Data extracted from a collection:
--

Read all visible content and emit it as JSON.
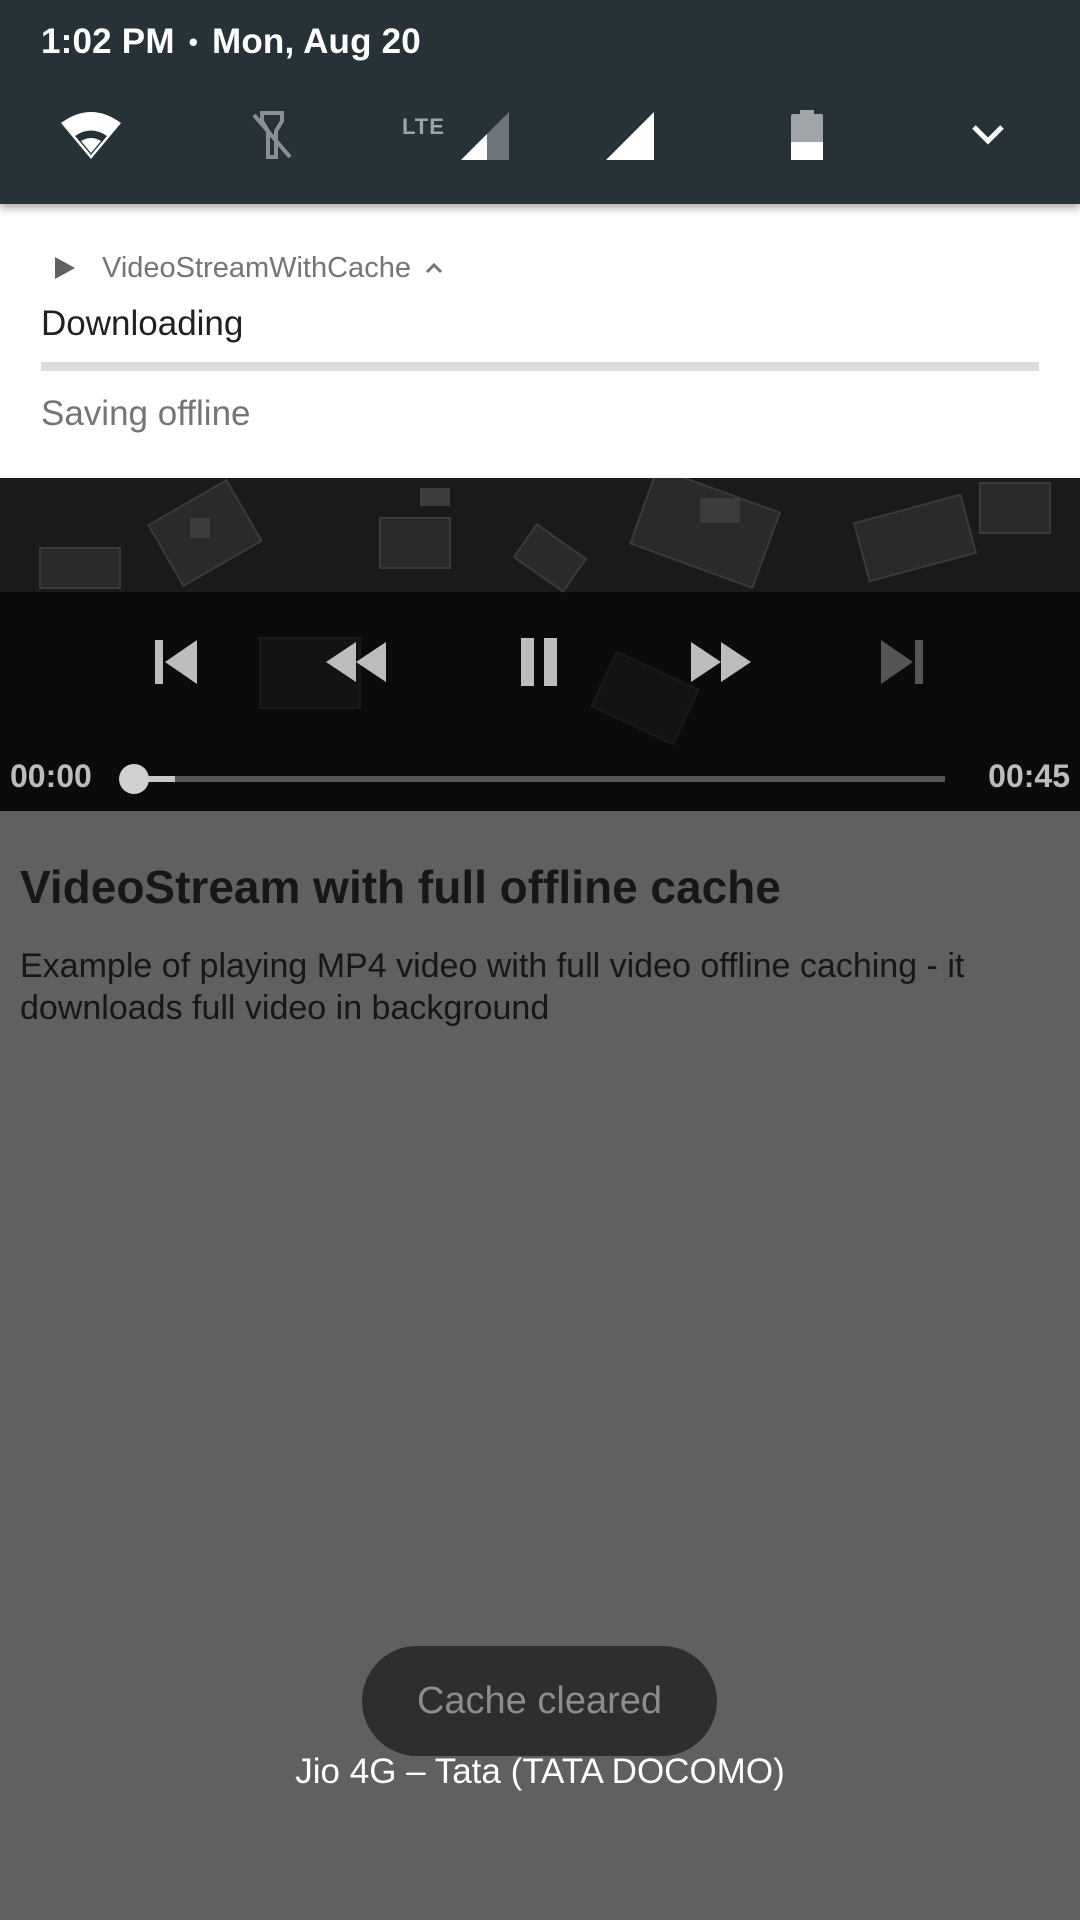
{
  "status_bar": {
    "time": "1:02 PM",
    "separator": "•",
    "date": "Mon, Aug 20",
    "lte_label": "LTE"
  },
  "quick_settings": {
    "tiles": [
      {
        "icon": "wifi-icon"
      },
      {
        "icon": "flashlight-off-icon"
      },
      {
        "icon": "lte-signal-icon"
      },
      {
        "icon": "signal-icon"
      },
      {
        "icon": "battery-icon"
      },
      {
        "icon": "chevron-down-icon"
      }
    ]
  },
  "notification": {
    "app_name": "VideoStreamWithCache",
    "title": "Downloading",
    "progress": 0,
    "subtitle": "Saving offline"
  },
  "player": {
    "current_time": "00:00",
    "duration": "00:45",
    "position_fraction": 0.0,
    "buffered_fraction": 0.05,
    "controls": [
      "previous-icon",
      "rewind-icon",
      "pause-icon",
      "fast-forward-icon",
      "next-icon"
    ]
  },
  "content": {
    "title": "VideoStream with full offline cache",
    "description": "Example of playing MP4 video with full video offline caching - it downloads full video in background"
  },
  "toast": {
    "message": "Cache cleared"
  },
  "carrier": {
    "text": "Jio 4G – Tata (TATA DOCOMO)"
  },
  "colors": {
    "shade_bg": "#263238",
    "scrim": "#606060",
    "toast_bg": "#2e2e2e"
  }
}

--

> **YOUR GOAL**
Every entry must be written out exactly, with all pictures left out.

> **SOLUTION FOR THIS TASK**
Read all visible content and emit it as JSON.
{
  "status_bar": {
    "time": "1:02 PM",
    "separator": "•",
    "date": "Mon, Aug 20",
    "lte_label": "LTE"
  },
  "quick_settings": {
    "tiles": [
      {
        "icon": "wifi-icon"
      },
      {
        "icon": "flashlight-off-icon"
      },
      {
        "icon": "lte-signal-icon"
      },
      {
        "icon": "signal-icon"
      },
      {
        "icon": "battery-icon"
      },
      {
        "icon": "chevron-down-icon"
      }
    ]
  },
  "notification": {
    "app_name": "VideoStreamWithCache",
    "title": "Downloading",
    "progress": 0,
    "subtitle": "Saving offline"
  },
  "player": {
    "current_time": "00:00",
    "duration": "00:45",
    "position_fraction": 0.0,
    "buffered_fraction": 0.05,
    "controls": [
      "previous-icon",
      "rewind-icon",
      "pause-icon",
      "fast-forward-icon",
      "next-icon"
    ]
  },
  "content": {
    "title": "VideoStream with full offline cache",
    "description": "Example of playing MP4 video with full video offline caching - it downloads full video in background"
  },
  "toast": {
    "message": "Cache cleared"
  },
  "carrier": {
    "text": "Jio 4G – Tata (TATA DOCOMO)"
  },
  "colors": {
    "shade_bg": "#263238",
    "scrim": "#606060",
    "toast_bg": "#2e2e2e"
  }
}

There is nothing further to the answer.